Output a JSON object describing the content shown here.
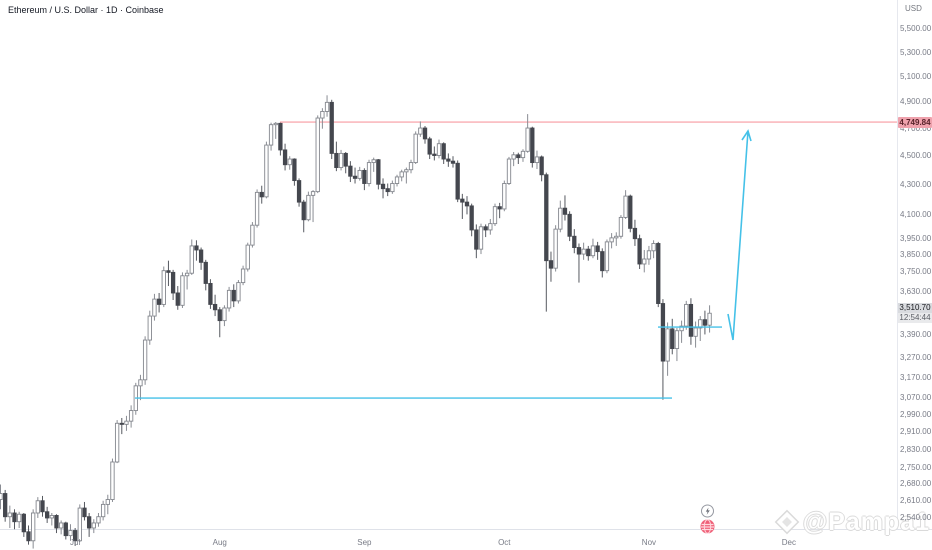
{
  "header": {
    "symbol_title": "Ethereum / U.S. Dollar · 1D · Coinbase",
    "currency_label": "USD"
  },
  "watermark": {
    "text": "@Pampa1"
  },
  "chart_data": {
    "type": "candlestick",
    "title": "Ethereum / U.S. Dollar",
    "timeframe": "1D",
    "exchange": "Coinbase",
    "scale": "logarithmic",
    "grid": "off",
    "y_axis": {
      "unit": "USD",
      "ticks": [
        5500,
        5300,
        5100,
        4900,
        4700,
        4500,
        4300,
        4100,
        3950,
        3850,
        3750,
        3630,
        3390,
        3270,
        3170,
        3070,
        2990,
        2910,
        2830,
        2750,
        2680,
        2610,
        2540
      ],
      "visible_range": [
        2420,
        5600
      ]
    },
    "x_axis": {
      "months": [
        {
          "label": "Jul",
          "candle_index": 16
        },
        {
          "label": "Aug",
          "candle_index": 47
        },
        {
          "label": "Sep",
          "candle_index": 78
        },
        {
          "label": "Oct",
          "candle_index": 108
        },
        {
          "label": "Nov",
          "candle_index": 139
        },
        {
          "label": "Dec",
          "candle_index": 169
        }
      ]
    },
    "candles_format": [
      "open",
      "high",
      "low",
      "close"
    ],
    "candles": [
      [
        2615,
        2678,
        2575,
        2640
      ],
      [
        2640,
        2655,
        2525,
        2545
      ],
      [
        2545,
        2590,
        2500,
        2560
      ],
      [
        2560,
        2575,
        2495,
        2525
      ],
      [
        2525,
        2565,
        2500,
        2555
      ],
      [
        2555,
        2560,
        2465,
        2485
      ],
      [
        2485,
        2510,
        2435,
        2450
      ],
      [
        2450,
        2575,
        2420,
        2560
      ],
      [
        2560,
        2625,
        2540,
        2610
      ],
      [
        2610,
        2630,
        2545,
        2565
      ],
      [
        2565,
        2585,
        2520,
        2540
      ],
      [
        2540,
        2560,
        2510,
        2550
      ],
      [
        2550,
        2555,
        2480,
        2500
      ],
      [
        2500,
        2530,
        2475,
        2520
      ],
      [
        2520,
        2525,
        2455,
        2470
      ],
      [
        2470,
        2515,
        2450,
        2490
      ],
      [
        2490,
        2500,
        2430,
        2450
      ],
      [
        2450,
        2595,
        2445,
        2580
      ],
      [
        2580,
        2605,
        2530,
        2545
      ],
      [
        2545,
        2560,
        2465,
        2500
      ],
      [
        2500,
        2535,
        2480,
        2520
      ],
      [
        2520,
        2560,
        2505,
        2545
      ],
      [
        2545,
        2610,
        2530,
        2595
      ],
      [
        2595,
        2635,
        2555,
        2615
      ],
      [
        2615,
        2790,
        2605,
        2775
      ],
      [
        2775,
        2965,
        2770,
        2950
      ],
      [
        2950,
        2975,
        2900,
        2945
      ],
      [
        2945,
        2985,
        2915,
        2960
      ],
      [
        2960,
        3035,
        2930,
        3010
      ],
      [
        3010,
        3145,
        2990,
        3130
      ],
      [
        3130,
        3185,
        3060,
        3160
      ],
      [
        3160,
        3385,
        3135,
        3365
      ],
      [
        3365,
        3525,
        3340,
        3495
      ],
      [
        3495,
        3620,
        3470,
        3590
      ],
      [
        3590,
        3625,
        3515,
        3560
      ],
      [
        3560,
        3780,
        3545,
        3755
      ],
      [
        3755,
        3815,
        3665,
        3745
      ],
      [
        3745,
        3760,
        3585,
        3625
      ],
      [
        3625,
        3665,
        3530,
        3555
      ],
      [
        3555,
        3745,
        3540,
        3725
      ],
      [
        3725,
        3760,
        3645,
        3740
      ],
      [
        3740,
        3945,
        3730,
        3905
      ],
      [
        3905,
        3940,
        3815,
        3880
      ],
      [
        3880,
        3895,
        3760,
        3805
      ],
      [
        3805,
        3820,
        3640,
        3680
      ],
      [
        3680,
        3705,
        3535,
        3560
      ],
      [
        3560,
        3615,
        3495,
        3530
      ],
      [
        3530,
        3545,
        3380,
        3470
      ],
      [
        3470,
        3555,
        3440,
        3540
      ],
      [
        3540,
        3660,
        3520,
        3640
      ],
      [
        3640,
        3675,
        3545,
        3580
      ],
      [
        3580,
        3700,
        3565,
        3685
      ],
      [
        3685,
        3785,
        3670,
        3765
      ],
      [
        3765,
        3925,
        3750,
        3910
      ],
      [
        3910,
        4055,
        3895,
        4035
      ],
      [
        4035,
        4270,
        4020,
        4250
      ],
      [
        4250,
        4295,
        4175,
        4220
      ],
      [
        4220,
        4605,
        4210,
        4580
      ],
      [
        4580,
        4745,
        4540,
        4730
      ],
      [
        4730,
        4750,
        4625,
        4740
      ],
      [
        4740,
        4745,
        4505,
        4545
      ],
      [
        4545,
        4590,
        4400,
        4440
      ],
      [
        4440,
        4500,
        4405,
        4480
      ],
      [
        4480,
        4485,
        4295,
        4330
      ],
      [
        4330,
        4345,
        4155,
        4185
      ],
      [
        4185,
        4200,
        3990,
        4070
      ],
      [
        4070,
        4255,
        4060,
        4230
      ],
      [
        4230,
        4265,
        4055,
        4255
      ],
      [
        4255,
        4800,
        4245,
        4780
      ],
      [
        4780,
        4855,
        4700,
        4830
      ],
      [
        4830,
        4955,
        4790,
        4900
      ],
      [
        4900,
        4920,
        4480,
        4520
      ],
      [
        4520,
        4605,
        4395,
        4420
      ],
      [
        4420,
        4545,
        4400,
        4520
      ],
      [
        4520,
        4530,
        4380,
        4430
      ],
      [
        4430,
        4465,
        4320,
        4360
      ],
      [
        4360,
        4420,
        4310,
        4345
      ],
      [
        4345,
        4425,
        4330,
        4400
      ],
      [
        4400,
        4415,
        4265,
        4310
      ],
      [
        4310,
        4475,
        4290,
        4455
      ],
      [
        4455,
        4490,
        4390,
        4475
      ],
      [
        4475,
        4480,
        4270,
        4305
      ],
      [
        4305,
        4345,
        4210,
        4275
      ],
      [
        4275,
        4310,
        4225,
        4255
      ],
      [
        4255,
        4330,
        4240,
        4310
      ],
      [
        4310,
        4370,
        4290,
        4355
      ],
      [
        4355,
        4405,
        4325,
        4390
      ],
      [
        4390,
        4420,
        4310,
        4405
      ],
      [
        4405,
        4475,
        4380,
        4455
      ],
      [
        4455,
        4680,
        4445,
        4660
      ],
      [
        4660,
        4755,
        4640,
        4705
      ],
      [
        4705,
        4720,
        4590,
        4625
      ],
      [
        4625,
        4640,
        4480,
        4515
      ],
      [
        4515,
        4570,
        4470,
        4505
      ],
      [
        4505,
        4620,
        4485,
        4590
      ],
      [
        4590,
        4600,
        4445,
        4480
      ],
      [
        4480,
        4520,
        4425,
        4465
      ],
      [
        4465,
        4500,
        4420,
        4450
      ],
      [
        4450,
        4470,
        4185,
        4205
      ],
      [
        4205,
        4240,
        4075,
        4185
      ],
      [
        4185,
        4225,
        4105,
        4160
      ],
      [
        4160,
        4175,
        3965,
        4005
      ],
      [
        4005,
        4040,
        3830,
        3885
      ],
      [
        3885,
        4045,
        3855,
        4025
      ],
      [
        4025,
        4040,
        3960,
        4005
      ],
      [
        4005,
        4075,
        3975,
        4045
      ],
      [
        4045,
        4175,
        4030,
        4155
      ],
      [
        4155,
        4180,
        4080,
        4140
      ],
      [
        4140,
        4330,
        4125,
        4310
      ],
      [
        4310,
        4495,
        4300,
        4480
      ],
      [
        4480,
        4530,
        4430,
        4510
      ],
      [
        4510,
        4525,
        4445,
        4490
      ],
      [
        4490,
        4550,
        4460,
        4535
      ],
      [
        4535,
        4810,
        4525,
        4705
      ],
      [
        4705,
        4715,
        4420,
        4455
      ],
      [
        4455,
        4540,
        4410,
        4495
      ],
      [
        4495,
        4505,
        4325,
        4370
      ],
      [
        4370,
        4385,
        3520,
        3815
      ],
      [
        3815,
        3870,
        3690,
        3770
      ],
      [
        3770,
        4035,
        3750,
        4010
      ],
      [
        4010,
        4195,
        3990,
        4145
      ],
      [
        4145,
        4230,
        4065,
        4105
      ],
      [
        4105,
        4125,
        3935,
        3965
      ],
      [
        3965,
        4010,
        3860,
        3895
      ],
      [
        3895,
        3920,
        3685,
        3855
      ],
      [
        3855,
        3925,
        3820,
        3885
      ],
      [
        3885,
        3905,
        3815,
        3845
      ],
      [
        3845,
        3950,
        3830,
        3905
      ],
      [
        3905,
        3930,
        3820,
        3870
      ],
      [
        3870,
        3890,
        3715,
        3755
      ],
      [
        3755,
        3945,
        3740,
        3930
      ],
      [
        3930,
        3985,
        3890,
        3955
      ],
      [
        3955,
        3990,
        3905,
        3965
      ],
      [
        3965,
        4100,
        3950,
        4085
      ],
      [
        4085,
        4265,
        4075,
        4225
      ],
      [
        4225,
        4235,
        3990,
        4015
      ],
      [
        4015,
        4070,
        3905,
        3950
      ],
      [
        3950,
        3975,
        3765,
        3795
      ],
      [
        3795,
        3880,
        3745,
        3825
      ],
      [
        3825,
        3905,
        3790,
        3875
      ],
      [
        3875,
        3940,
        3830,
        3920
      ],
      [
        3920,
        3930,
        3545,
        3565
      ],
      [
        3565,
        3590,
        3062,
        3255
      ],
      [
        3255,
        3460,
        3180,
        3425
      ],
      [
        3425,
        3480,
        3290,
        3320
      ],
      [
        3320,
        3430,
        3255,
        3415
      ],
      [
        3415,
        3470,
        3350,
        3440
      ],
      [
        3440,
        3580,
        3420,
        3560
      ],
      [
        3560,
        3595,
        3340,
        3385
      ],
      [
        3385,
        3465,
        3325,
        3430
      ],
      [
        3430,
        3495,
        3360,
        3475
      ],
      [
        3475,
        3525,
        3395,
        3445
      ],
      [
        3445,
        3555,
        3405,
        3510.7
      ]
    ],
    "annotations": {
      "resistance_line": {
        "price": 4749.84,
        "label": "4,749.84",
        "color": "#f23645",
        "style": "horizontal-ray"
      },
      "support_line": {
        "price": 3070,
        "color": "#45c1e8",
        "style": "horizontal-segment"
      },
      "short_level_line": {
        "price": 3435,
        "color": "#45c1e8",
        "style": "horizontal-segment"
      },
      "arrow": {
        "direction": "up",
        "from_price": 3365,
        "to_price": 4680,
        "color": "#45c1e8"
      }
    },
    "last_price": {
      "value": 3510.7,
      "label": "3,510.70",
      "countdown": "12:54:44"
    },
    "colors": {
      "up_fill": "#ffffff",
      "up_border": "#84878e",
      "down_fill": "#44474e",
      "background": "#ffffff",
      "axis_text": "#787b86"
    }
  },
  "event_markers": [
    {
      "icon": "lightning-event-icon"
    },
    {
      "icon": "flag-event-icon"
    }
  ]
}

----------------

Count the lines in the records above that contain the word "icon", and reply with only that number.

2